Tally the lines in the data that follows that include the word "STELIB", and report nothing but the total.
:: EXTRACTED MATERIAL ::
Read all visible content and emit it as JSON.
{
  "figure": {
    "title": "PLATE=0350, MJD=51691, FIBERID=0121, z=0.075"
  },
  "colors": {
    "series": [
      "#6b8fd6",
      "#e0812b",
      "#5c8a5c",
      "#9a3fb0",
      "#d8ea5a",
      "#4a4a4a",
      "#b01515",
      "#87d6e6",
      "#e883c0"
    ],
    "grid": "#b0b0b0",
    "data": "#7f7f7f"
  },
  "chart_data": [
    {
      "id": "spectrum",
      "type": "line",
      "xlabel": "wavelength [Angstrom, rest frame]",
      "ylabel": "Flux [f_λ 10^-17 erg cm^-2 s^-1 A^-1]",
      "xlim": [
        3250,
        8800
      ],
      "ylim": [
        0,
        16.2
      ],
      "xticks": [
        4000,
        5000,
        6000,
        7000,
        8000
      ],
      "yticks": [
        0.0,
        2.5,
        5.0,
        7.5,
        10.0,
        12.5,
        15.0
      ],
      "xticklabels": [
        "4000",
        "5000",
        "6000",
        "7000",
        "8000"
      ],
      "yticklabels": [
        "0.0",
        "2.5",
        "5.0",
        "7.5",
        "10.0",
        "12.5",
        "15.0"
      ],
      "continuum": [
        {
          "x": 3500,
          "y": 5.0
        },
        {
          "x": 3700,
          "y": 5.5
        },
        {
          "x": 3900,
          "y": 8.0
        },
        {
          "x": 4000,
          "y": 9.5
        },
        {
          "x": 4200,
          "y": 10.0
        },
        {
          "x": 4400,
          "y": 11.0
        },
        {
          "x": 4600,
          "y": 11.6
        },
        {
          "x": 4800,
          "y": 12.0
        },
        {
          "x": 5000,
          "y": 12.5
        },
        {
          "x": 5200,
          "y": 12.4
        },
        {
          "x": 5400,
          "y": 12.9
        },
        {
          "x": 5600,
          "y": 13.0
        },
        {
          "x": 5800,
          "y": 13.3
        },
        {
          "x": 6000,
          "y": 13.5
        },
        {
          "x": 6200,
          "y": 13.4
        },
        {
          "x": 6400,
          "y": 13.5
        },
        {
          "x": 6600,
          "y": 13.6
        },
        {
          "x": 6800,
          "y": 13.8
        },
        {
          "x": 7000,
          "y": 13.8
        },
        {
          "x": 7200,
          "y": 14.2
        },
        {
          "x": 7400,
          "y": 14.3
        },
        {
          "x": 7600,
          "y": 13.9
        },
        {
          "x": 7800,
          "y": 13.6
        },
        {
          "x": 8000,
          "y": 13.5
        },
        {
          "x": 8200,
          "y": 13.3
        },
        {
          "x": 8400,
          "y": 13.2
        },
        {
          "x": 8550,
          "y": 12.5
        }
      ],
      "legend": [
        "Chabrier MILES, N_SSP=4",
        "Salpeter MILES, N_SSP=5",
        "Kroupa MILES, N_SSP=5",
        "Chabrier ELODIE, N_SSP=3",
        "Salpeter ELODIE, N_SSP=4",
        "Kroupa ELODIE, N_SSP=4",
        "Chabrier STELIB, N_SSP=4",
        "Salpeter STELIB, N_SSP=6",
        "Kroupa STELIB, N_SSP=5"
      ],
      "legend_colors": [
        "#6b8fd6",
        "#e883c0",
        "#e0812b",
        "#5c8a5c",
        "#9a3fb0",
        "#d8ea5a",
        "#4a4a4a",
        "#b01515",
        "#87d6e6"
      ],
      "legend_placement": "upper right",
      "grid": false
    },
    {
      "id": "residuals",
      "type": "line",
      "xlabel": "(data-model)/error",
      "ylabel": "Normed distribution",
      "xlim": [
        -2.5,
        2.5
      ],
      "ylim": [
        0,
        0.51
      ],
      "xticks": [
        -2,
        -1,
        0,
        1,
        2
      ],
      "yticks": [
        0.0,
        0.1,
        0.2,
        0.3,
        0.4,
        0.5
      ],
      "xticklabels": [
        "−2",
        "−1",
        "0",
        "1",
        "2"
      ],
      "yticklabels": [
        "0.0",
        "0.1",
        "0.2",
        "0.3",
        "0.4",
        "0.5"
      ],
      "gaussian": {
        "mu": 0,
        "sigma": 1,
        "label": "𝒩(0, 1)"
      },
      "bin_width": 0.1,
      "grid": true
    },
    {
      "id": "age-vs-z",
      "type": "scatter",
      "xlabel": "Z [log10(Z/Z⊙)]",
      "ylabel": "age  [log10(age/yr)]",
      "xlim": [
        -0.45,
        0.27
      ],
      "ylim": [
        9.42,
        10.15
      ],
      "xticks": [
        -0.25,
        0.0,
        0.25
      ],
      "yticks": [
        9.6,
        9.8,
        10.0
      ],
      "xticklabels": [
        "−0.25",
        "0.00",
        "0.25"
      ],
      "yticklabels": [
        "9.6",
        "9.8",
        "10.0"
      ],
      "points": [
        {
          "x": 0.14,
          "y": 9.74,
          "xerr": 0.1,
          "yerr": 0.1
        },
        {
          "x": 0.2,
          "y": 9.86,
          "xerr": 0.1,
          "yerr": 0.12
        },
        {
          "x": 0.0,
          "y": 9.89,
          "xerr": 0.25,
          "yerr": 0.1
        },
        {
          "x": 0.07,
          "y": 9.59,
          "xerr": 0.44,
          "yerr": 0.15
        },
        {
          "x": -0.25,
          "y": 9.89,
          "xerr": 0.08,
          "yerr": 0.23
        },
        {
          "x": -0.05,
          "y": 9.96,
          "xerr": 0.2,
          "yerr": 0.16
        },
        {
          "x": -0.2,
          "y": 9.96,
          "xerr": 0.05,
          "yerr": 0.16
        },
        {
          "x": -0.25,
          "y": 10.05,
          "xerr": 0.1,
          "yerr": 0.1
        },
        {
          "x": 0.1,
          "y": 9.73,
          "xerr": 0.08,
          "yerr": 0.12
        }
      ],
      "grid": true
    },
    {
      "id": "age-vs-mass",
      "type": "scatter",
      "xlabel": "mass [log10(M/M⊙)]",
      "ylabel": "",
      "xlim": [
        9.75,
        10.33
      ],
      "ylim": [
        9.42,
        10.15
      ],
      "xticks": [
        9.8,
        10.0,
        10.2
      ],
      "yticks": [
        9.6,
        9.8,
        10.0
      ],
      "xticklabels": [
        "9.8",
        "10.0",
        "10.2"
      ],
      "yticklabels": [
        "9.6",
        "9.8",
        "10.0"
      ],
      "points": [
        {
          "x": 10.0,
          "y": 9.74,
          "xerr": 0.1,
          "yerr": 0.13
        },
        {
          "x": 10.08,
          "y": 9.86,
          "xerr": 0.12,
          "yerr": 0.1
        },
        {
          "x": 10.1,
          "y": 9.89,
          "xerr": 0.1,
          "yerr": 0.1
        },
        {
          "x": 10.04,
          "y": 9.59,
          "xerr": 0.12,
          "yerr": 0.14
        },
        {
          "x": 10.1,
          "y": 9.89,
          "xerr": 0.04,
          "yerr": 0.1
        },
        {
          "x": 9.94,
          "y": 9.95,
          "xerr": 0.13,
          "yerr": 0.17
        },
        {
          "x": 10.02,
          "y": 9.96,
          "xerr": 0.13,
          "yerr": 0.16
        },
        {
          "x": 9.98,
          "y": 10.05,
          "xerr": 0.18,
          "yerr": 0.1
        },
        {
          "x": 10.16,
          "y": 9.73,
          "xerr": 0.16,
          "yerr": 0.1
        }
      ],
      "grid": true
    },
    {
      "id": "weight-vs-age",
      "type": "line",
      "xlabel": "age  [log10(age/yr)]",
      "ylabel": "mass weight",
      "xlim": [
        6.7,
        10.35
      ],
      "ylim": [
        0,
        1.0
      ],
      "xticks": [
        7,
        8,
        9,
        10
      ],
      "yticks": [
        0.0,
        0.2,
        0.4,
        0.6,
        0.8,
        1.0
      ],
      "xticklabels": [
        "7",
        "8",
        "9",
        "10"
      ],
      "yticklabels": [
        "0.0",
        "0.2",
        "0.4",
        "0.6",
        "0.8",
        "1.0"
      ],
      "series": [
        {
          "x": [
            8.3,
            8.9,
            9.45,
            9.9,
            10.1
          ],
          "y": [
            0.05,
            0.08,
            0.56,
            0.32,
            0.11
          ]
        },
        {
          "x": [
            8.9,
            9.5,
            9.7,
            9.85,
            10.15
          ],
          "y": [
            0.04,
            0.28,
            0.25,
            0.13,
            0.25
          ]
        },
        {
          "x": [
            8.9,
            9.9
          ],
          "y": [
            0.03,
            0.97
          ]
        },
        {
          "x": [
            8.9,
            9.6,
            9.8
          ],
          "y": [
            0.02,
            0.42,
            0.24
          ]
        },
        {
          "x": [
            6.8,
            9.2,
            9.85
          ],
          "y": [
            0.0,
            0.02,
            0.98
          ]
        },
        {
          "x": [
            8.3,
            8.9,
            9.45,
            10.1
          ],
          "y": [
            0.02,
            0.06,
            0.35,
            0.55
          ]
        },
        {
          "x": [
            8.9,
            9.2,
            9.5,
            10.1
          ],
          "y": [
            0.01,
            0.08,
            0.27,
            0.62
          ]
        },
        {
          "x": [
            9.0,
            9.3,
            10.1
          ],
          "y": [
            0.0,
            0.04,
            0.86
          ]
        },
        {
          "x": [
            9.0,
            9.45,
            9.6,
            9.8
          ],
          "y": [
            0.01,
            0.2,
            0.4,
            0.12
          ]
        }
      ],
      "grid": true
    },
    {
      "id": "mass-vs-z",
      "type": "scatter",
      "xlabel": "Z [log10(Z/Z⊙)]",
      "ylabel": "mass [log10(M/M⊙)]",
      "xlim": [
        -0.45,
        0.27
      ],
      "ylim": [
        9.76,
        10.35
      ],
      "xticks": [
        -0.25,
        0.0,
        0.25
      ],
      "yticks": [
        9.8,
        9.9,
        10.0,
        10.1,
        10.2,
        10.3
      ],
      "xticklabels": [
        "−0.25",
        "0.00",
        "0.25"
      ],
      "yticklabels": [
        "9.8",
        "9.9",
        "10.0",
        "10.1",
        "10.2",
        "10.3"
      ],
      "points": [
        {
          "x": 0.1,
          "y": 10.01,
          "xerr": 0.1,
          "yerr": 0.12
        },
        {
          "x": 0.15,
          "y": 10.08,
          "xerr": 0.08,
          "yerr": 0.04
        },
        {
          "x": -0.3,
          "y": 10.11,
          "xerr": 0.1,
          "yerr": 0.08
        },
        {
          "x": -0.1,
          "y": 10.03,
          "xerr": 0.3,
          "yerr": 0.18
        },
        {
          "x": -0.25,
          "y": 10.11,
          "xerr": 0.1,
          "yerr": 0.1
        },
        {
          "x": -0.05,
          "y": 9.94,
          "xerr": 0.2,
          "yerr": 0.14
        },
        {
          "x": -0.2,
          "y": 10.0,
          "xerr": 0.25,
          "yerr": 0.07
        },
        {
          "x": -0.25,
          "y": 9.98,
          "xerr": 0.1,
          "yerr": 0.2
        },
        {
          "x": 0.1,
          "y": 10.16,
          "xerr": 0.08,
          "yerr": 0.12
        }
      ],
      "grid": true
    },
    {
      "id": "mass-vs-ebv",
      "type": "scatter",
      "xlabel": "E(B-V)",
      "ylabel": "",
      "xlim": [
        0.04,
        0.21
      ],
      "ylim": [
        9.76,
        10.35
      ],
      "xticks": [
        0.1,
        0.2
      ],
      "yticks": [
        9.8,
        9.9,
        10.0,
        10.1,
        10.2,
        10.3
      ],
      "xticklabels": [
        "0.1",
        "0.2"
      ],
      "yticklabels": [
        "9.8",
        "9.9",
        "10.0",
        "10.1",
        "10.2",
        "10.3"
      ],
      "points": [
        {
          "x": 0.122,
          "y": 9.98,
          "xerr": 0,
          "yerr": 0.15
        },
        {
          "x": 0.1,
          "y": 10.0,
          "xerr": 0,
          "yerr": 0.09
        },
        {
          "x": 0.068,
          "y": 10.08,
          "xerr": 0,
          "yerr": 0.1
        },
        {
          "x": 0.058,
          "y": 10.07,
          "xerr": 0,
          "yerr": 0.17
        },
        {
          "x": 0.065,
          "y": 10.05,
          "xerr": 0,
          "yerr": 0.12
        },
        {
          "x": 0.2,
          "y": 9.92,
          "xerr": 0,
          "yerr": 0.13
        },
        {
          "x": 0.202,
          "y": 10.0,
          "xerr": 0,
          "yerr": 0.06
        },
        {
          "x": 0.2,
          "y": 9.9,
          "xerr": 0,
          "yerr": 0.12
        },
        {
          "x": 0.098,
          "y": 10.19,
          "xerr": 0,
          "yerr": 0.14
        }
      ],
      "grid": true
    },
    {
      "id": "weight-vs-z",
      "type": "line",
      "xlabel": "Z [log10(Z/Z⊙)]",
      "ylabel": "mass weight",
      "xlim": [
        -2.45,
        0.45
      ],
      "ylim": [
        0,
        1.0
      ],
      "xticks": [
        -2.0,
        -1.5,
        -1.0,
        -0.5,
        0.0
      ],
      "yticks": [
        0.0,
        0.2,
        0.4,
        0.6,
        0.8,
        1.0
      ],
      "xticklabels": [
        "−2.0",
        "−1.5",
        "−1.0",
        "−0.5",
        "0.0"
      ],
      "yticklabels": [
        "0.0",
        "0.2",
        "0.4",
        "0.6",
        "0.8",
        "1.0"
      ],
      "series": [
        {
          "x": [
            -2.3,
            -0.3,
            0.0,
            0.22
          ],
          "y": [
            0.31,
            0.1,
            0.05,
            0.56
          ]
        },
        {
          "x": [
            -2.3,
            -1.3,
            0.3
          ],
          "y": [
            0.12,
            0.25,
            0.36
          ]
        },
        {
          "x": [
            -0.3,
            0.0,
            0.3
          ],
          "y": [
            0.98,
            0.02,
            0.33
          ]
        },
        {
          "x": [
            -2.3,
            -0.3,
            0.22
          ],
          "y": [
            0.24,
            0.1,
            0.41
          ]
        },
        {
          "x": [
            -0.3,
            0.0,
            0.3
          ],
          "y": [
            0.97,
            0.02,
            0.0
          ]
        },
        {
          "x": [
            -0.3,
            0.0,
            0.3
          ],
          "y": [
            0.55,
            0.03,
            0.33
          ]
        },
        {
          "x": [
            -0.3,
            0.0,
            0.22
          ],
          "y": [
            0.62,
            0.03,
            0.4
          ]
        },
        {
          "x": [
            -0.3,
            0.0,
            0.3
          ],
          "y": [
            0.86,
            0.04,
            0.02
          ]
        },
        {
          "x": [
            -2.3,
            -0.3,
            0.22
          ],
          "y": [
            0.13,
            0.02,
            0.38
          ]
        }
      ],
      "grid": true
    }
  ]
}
:::
* _SOLUTION TO THE PROBLEM_:
3